◆ Exercise input
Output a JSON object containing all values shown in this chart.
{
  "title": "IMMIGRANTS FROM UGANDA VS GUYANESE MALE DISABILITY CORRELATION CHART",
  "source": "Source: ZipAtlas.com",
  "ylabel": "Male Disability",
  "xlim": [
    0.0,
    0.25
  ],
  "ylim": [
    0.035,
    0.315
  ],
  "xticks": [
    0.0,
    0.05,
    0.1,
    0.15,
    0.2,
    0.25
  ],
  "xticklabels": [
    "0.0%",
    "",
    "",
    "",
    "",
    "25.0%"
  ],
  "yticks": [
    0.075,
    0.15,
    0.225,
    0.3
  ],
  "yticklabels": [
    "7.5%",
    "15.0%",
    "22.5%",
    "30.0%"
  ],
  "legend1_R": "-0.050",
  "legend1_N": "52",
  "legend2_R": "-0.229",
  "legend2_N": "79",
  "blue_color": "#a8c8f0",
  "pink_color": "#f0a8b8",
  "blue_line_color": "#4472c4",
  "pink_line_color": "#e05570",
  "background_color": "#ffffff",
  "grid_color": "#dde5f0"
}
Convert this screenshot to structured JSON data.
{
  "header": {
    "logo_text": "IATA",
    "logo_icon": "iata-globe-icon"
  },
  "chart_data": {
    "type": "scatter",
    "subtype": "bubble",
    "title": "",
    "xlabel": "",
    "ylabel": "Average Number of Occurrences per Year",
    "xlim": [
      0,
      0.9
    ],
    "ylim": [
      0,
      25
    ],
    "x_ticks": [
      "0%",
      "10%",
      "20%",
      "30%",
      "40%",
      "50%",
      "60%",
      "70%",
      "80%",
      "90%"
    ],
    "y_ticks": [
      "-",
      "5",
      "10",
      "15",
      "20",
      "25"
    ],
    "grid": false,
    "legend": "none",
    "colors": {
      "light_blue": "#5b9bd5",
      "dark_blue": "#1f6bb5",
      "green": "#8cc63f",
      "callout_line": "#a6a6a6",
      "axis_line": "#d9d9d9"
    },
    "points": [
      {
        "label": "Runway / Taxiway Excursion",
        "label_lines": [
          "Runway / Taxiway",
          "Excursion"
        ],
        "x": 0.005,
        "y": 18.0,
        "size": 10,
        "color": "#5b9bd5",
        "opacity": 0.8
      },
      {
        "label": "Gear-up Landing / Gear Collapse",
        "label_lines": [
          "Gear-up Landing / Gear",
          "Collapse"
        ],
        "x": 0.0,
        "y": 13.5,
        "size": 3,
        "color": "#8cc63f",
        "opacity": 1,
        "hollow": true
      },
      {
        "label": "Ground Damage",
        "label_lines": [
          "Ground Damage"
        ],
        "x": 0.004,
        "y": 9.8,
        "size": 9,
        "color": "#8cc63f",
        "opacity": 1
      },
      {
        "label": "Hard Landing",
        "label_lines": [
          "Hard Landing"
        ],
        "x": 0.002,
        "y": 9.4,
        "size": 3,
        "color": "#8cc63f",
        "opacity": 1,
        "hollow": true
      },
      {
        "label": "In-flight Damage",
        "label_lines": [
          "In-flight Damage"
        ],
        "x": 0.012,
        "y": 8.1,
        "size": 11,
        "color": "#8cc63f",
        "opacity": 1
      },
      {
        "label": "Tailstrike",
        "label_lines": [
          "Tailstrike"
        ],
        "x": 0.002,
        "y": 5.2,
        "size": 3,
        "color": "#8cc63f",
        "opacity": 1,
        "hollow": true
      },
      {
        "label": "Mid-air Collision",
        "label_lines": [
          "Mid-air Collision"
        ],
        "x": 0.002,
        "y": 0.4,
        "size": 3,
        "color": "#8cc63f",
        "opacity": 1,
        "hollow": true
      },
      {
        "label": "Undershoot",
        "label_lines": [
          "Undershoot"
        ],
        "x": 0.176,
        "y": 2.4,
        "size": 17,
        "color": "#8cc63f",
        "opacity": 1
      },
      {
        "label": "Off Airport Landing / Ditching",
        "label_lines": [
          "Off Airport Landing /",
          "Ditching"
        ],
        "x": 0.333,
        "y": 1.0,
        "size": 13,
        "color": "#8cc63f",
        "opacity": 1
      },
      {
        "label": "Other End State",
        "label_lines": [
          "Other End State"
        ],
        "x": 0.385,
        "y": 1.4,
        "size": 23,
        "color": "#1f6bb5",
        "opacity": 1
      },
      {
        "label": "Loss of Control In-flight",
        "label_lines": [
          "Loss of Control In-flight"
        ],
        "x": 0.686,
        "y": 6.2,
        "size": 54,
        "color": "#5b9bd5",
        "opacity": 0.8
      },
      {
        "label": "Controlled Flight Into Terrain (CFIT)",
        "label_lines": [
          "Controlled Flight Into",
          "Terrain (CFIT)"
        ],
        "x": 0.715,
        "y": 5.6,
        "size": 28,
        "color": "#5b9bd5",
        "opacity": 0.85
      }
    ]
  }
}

◆ What to do
Only the number is wanted: how many lines in the data include the word "Into"?

◆ Final result
2